• **GOAL**:
Copy out, from the entries below, each line holding the string "this".

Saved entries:

-- start --

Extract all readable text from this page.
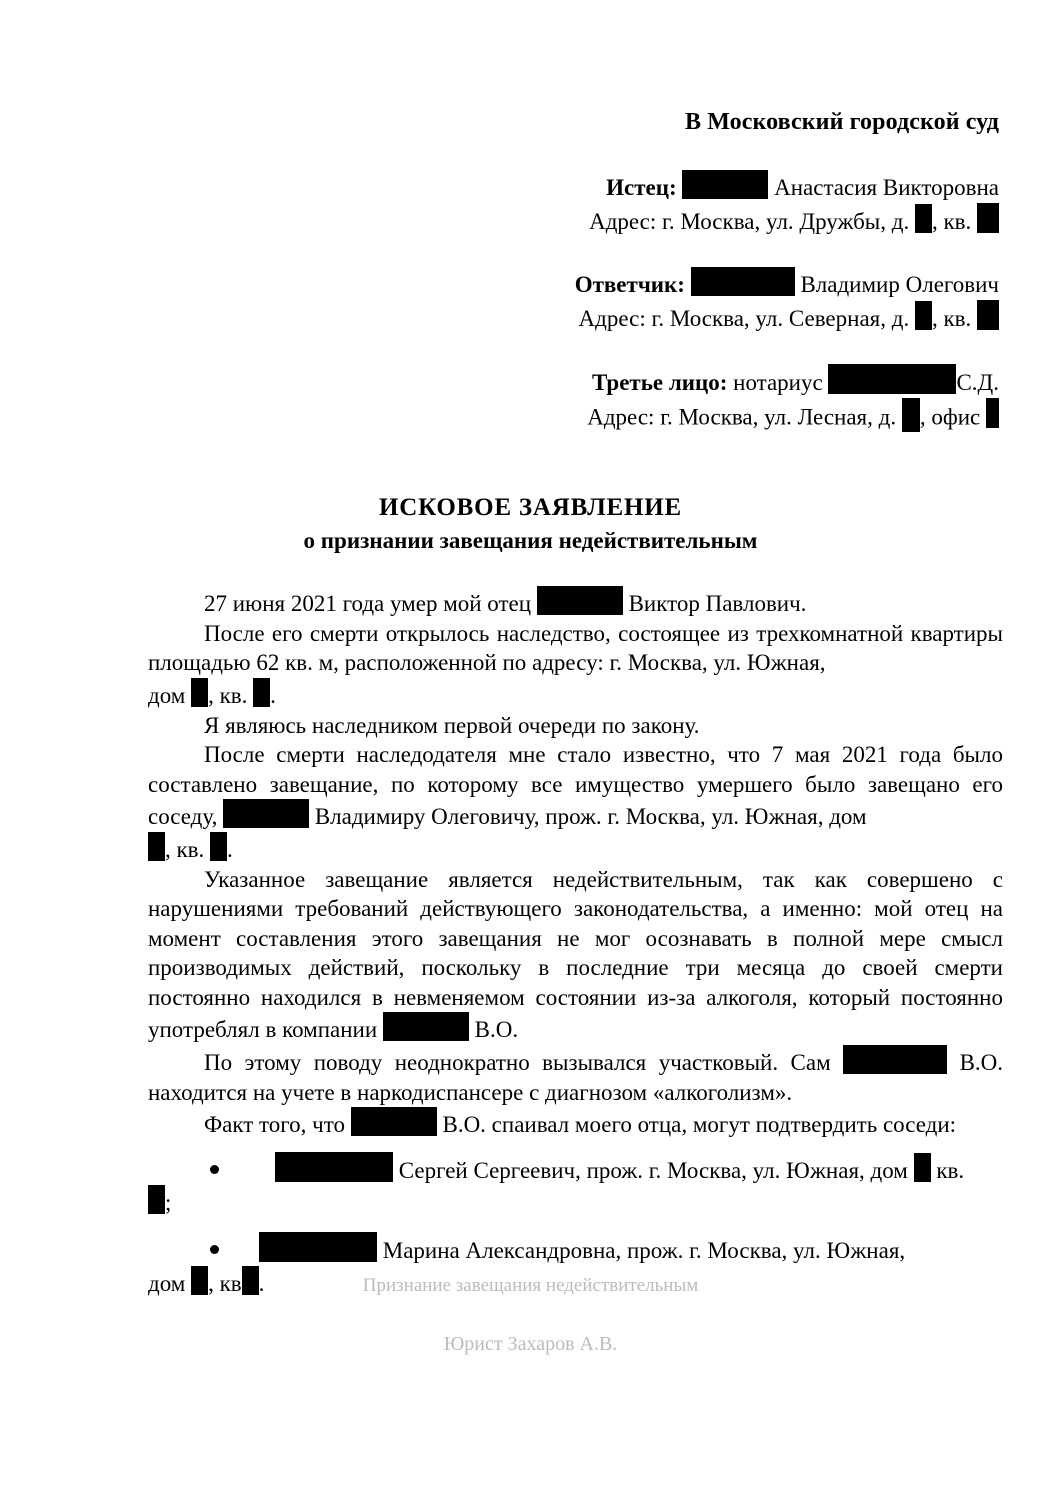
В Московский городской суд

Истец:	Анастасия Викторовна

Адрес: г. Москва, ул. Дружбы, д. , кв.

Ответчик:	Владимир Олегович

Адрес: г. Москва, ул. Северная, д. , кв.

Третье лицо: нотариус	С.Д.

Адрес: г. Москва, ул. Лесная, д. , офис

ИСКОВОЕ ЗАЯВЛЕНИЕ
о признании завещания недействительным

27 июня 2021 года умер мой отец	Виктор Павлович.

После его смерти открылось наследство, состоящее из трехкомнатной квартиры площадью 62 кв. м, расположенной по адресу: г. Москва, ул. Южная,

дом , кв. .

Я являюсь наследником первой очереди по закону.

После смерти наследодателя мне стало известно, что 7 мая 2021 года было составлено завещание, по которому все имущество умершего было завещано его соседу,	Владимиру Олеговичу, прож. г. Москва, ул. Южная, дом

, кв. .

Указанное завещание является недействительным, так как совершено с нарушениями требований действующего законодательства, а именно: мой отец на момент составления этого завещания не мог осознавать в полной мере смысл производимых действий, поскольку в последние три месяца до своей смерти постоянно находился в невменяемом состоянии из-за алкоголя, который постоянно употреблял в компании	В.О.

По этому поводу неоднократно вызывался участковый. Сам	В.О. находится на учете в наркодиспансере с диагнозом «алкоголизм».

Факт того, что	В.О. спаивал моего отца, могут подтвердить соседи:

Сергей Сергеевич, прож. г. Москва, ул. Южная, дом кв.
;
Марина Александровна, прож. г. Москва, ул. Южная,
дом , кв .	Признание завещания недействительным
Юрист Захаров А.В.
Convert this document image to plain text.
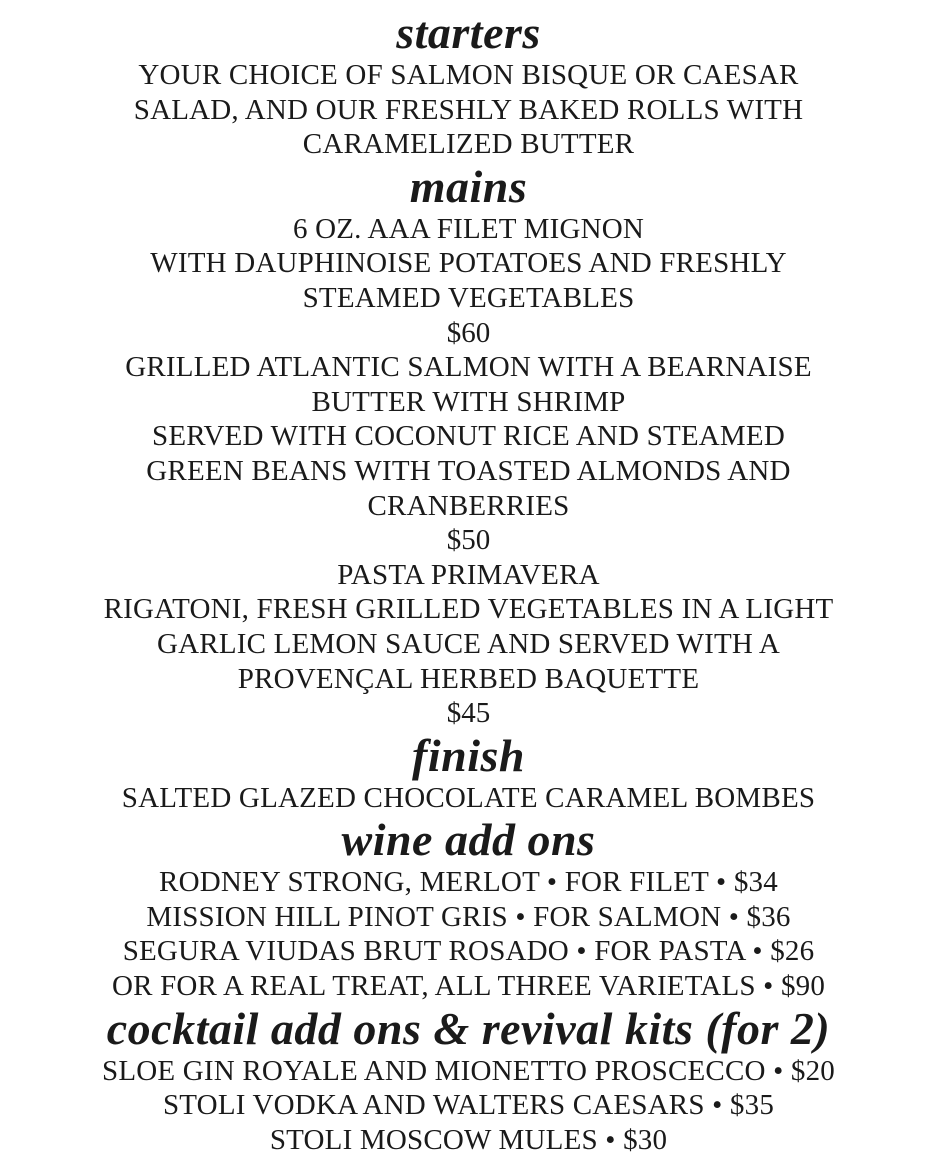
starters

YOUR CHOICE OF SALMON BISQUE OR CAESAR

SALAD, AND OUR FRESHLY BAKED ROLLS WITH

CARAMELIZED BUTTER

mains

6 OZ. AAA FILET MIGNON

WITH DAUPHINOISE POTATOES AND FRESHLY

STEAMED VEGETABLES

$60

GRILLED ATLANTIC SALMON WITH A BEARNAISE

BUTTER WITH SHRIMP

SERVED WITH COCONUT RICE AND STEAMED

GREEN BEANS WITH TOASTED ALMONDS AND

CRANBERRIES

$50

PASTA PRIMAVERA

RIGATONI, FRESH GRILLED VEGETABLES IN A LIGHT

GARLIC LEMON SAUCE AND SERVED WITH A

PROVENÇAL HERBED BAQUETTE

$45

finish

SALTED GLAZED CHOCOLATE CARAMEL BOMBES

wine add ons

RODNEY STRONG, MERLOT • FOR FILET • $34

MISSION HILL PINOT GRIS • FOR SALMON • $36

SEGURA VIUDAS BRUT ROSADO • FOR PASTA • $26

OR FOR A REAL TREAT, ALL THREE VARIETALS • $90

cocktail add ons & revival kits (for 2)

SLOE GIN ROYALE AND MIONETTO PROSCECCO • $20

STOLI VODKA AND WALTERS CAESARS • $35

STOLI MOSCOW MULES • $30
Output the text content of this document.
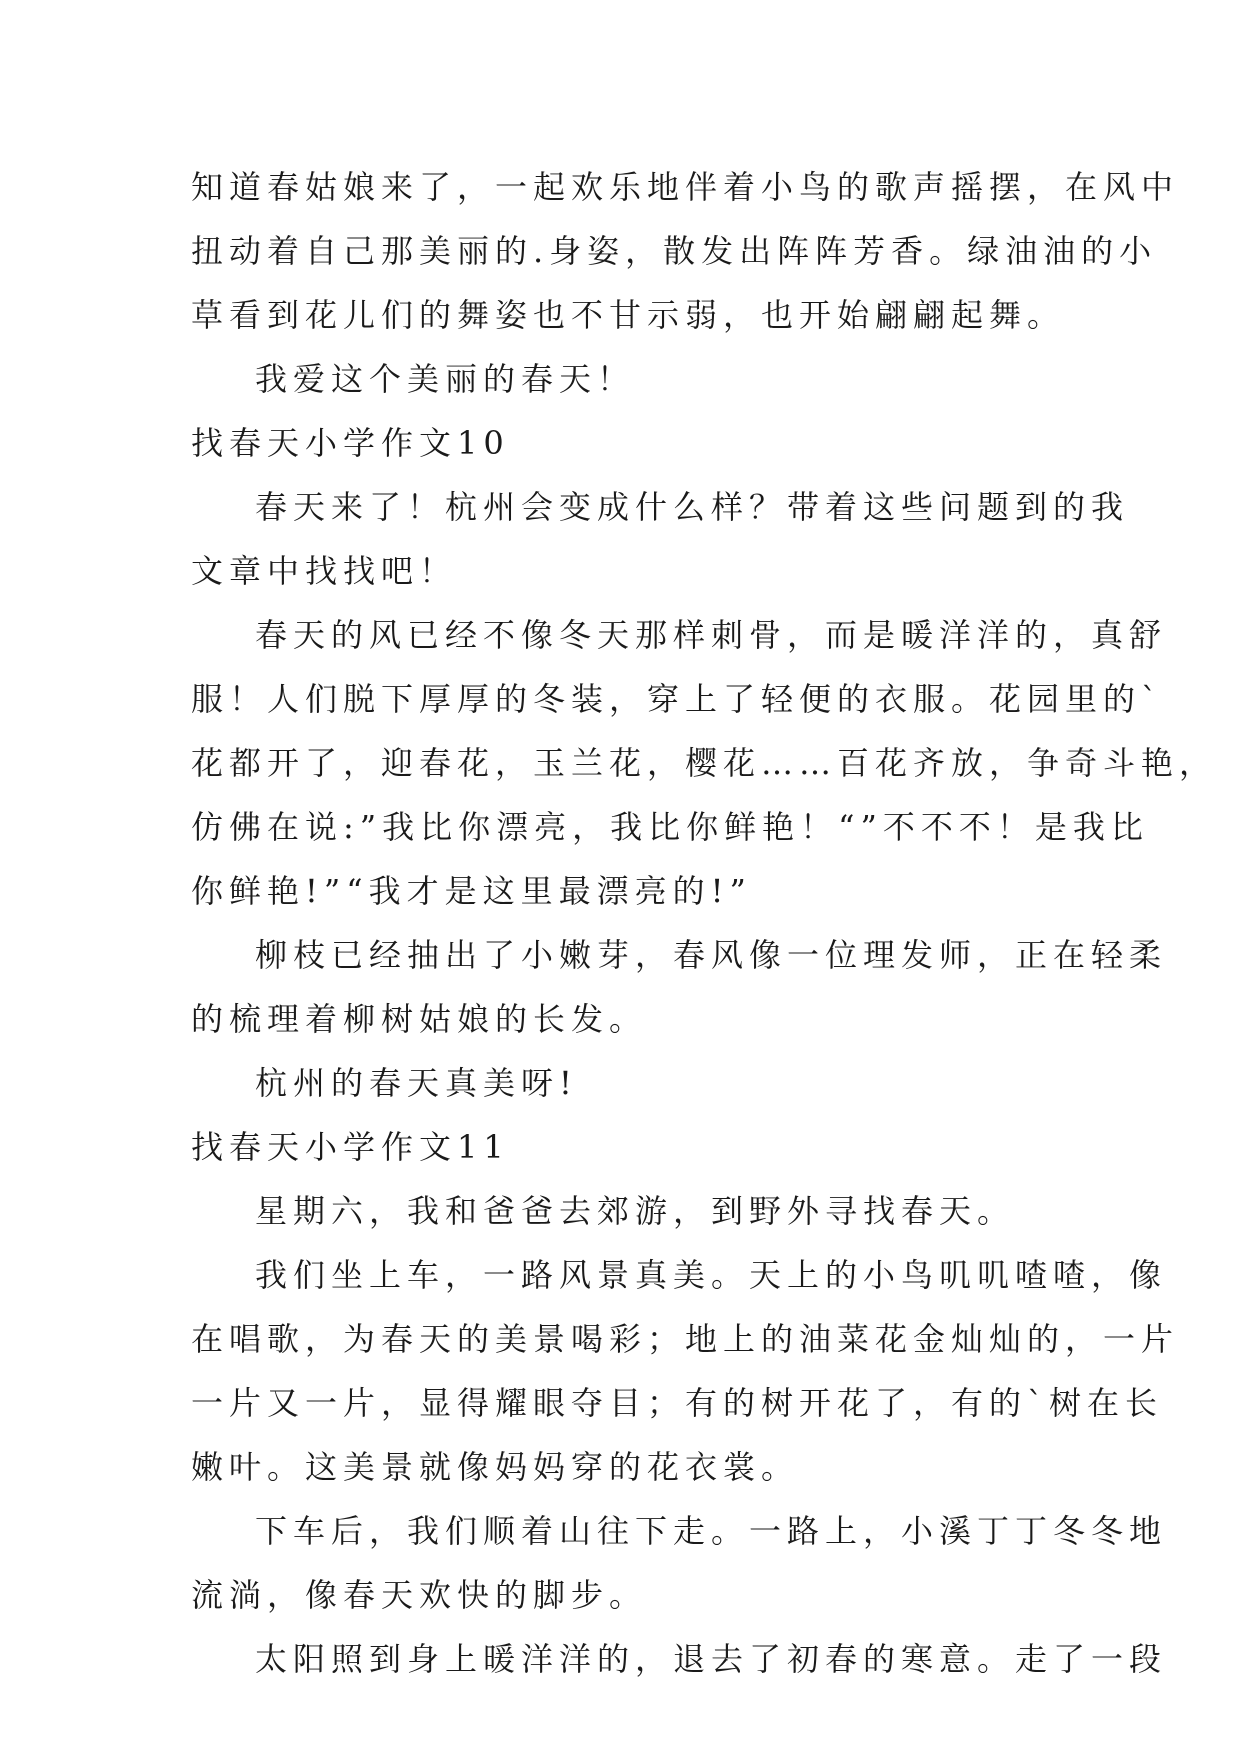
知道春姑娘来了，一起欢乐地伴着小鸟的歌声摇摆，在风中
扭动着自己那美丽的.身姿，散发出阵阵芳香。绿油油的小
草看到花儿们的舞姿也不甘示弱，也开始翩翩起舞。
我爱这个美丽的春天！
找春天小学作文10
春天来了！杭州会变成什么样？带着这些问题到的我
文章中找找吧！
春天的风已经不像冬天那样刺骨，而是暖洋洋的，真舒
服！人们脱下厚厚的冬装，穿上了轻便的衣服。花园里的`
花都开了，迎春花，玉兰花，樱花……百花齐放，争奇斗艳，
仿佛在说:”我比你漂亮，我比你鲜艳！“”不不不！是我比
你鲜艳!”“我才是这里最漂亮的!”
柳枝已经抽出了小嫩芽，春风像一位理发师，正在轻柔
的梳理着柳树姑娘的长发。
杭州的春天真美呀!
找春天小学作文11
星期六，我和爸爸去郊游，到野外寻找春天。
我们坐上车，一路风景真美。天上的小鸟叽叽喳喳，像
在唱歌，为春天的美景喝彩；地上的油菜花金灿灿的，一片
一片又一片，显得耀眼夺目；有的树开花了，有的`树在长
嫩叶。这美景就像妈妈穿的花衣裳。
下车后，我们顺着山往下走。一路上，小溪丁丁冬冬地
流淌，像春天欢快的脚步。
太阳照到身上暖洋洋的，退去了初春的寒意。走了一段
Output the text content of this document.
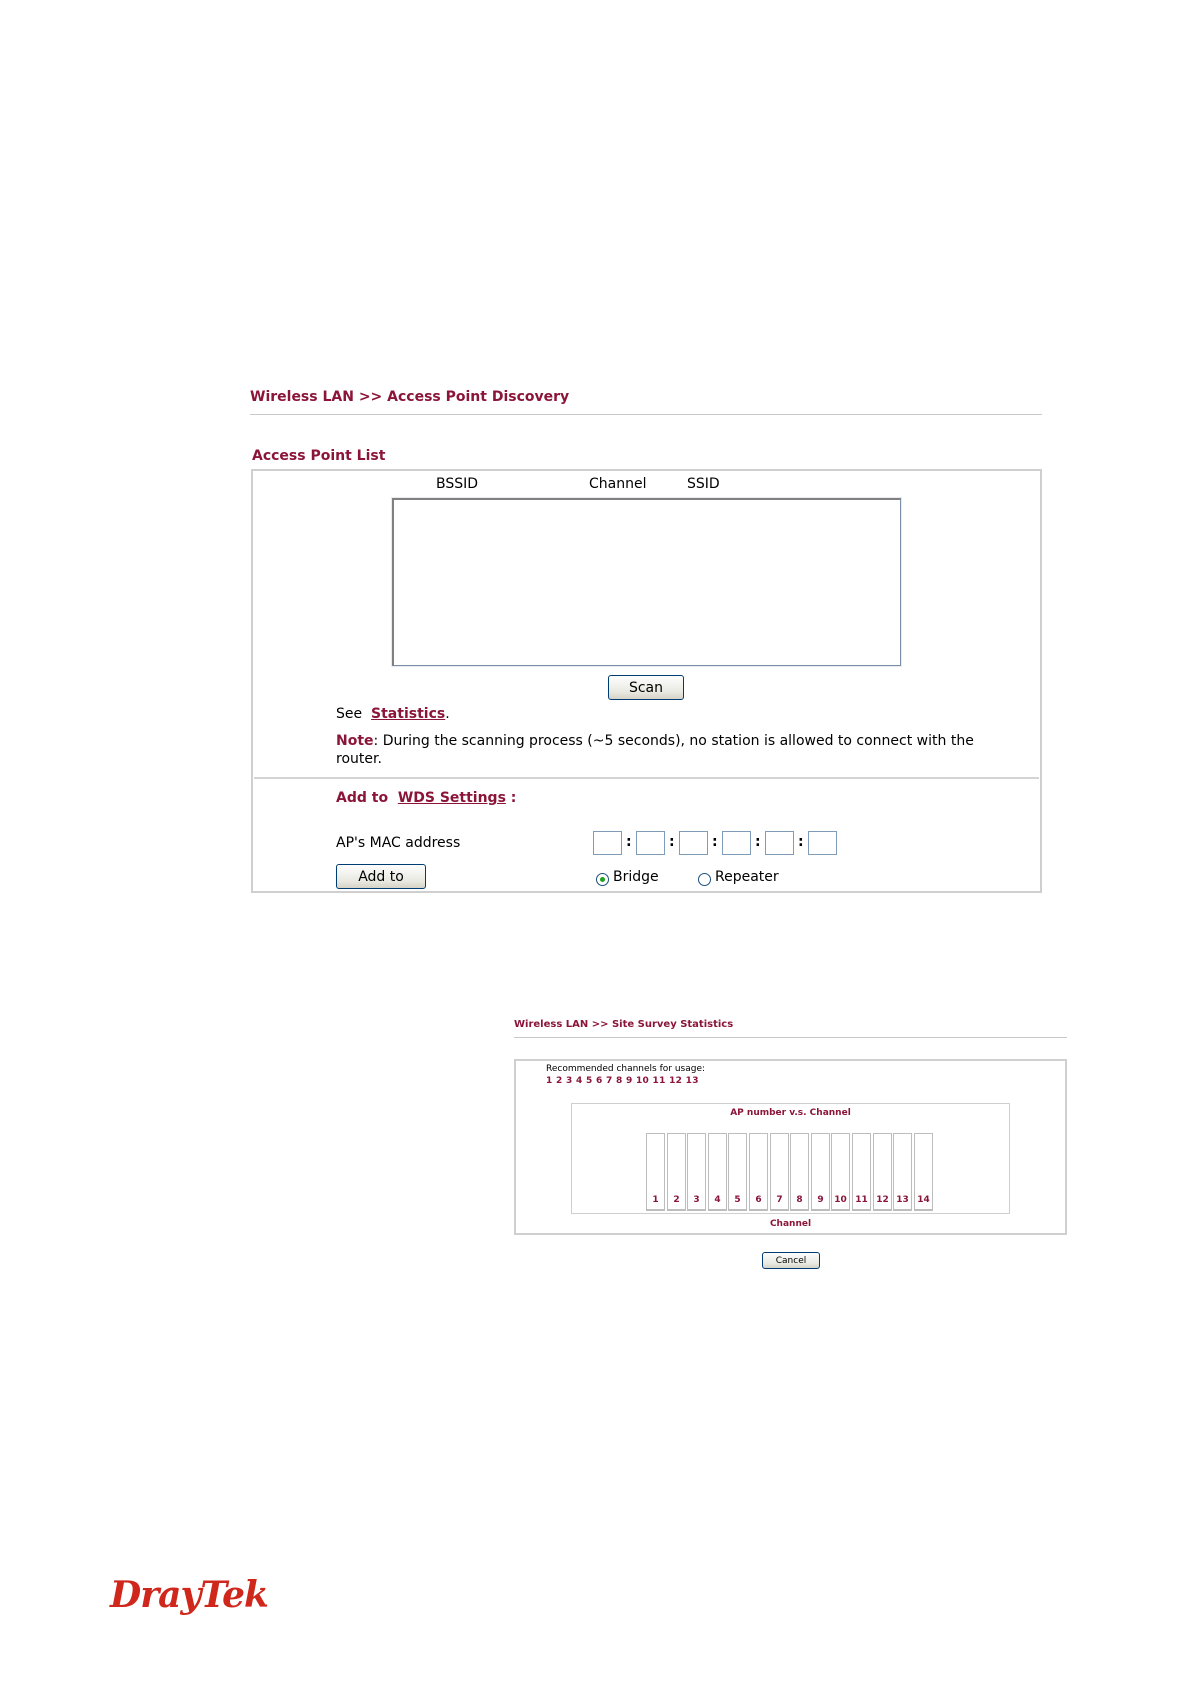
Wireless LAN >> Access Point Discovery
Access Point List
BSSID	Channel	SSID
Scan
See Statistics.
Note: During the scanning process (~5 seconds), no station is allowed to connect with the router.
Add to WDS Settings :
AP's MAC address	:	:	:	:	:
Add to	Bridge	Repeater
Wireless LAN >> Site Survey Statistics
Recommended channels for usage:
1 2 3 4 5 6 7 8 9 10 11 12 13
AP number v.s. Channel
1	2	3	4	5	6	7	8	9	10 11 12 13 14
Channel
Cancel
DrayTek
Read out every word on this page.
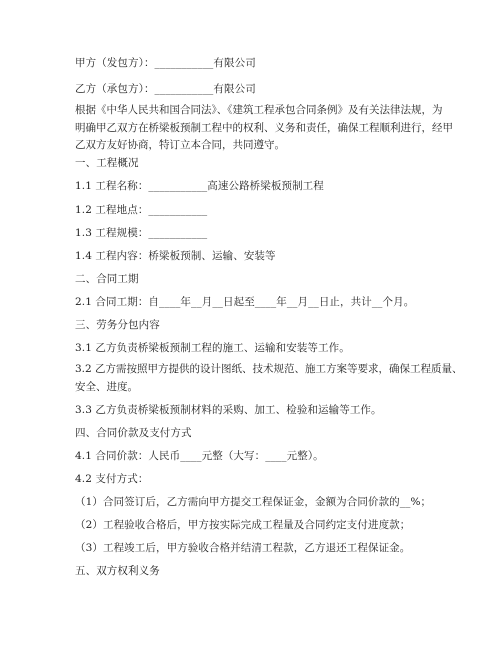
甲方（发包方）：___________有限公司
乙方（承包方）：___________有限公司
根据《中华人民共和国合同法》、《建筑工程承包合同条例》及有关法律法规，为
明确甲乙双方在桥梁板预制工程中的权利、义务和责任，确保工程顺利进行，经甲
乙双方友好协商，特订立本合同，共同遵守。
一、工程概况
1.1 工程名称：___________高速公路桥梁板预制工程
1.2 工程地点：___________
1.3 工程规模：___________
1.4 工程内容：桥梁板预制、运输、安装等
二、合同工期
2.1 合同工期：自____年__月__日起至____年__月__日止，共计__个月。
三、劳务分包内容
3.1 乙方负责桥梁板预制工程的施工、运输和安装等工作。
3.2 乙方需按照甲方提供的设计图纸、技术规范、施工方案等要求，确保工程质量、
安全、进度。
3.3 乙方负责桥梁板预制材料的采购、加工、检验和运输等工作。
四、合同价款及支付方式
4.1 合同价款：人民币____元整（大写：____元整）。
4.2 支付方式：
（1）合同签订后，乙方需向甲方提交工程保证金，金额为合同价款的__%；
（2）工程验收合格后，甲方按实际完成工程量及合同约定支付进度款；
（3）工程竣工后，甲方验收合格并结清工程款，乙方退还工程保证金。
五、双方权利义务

-- end --

• **CORRECT RESULT**:
Extract all readable text from this page.
Convert this document image to plain text.
Output the text content of this document.
Output the text content of this document.
Read out every word on this page.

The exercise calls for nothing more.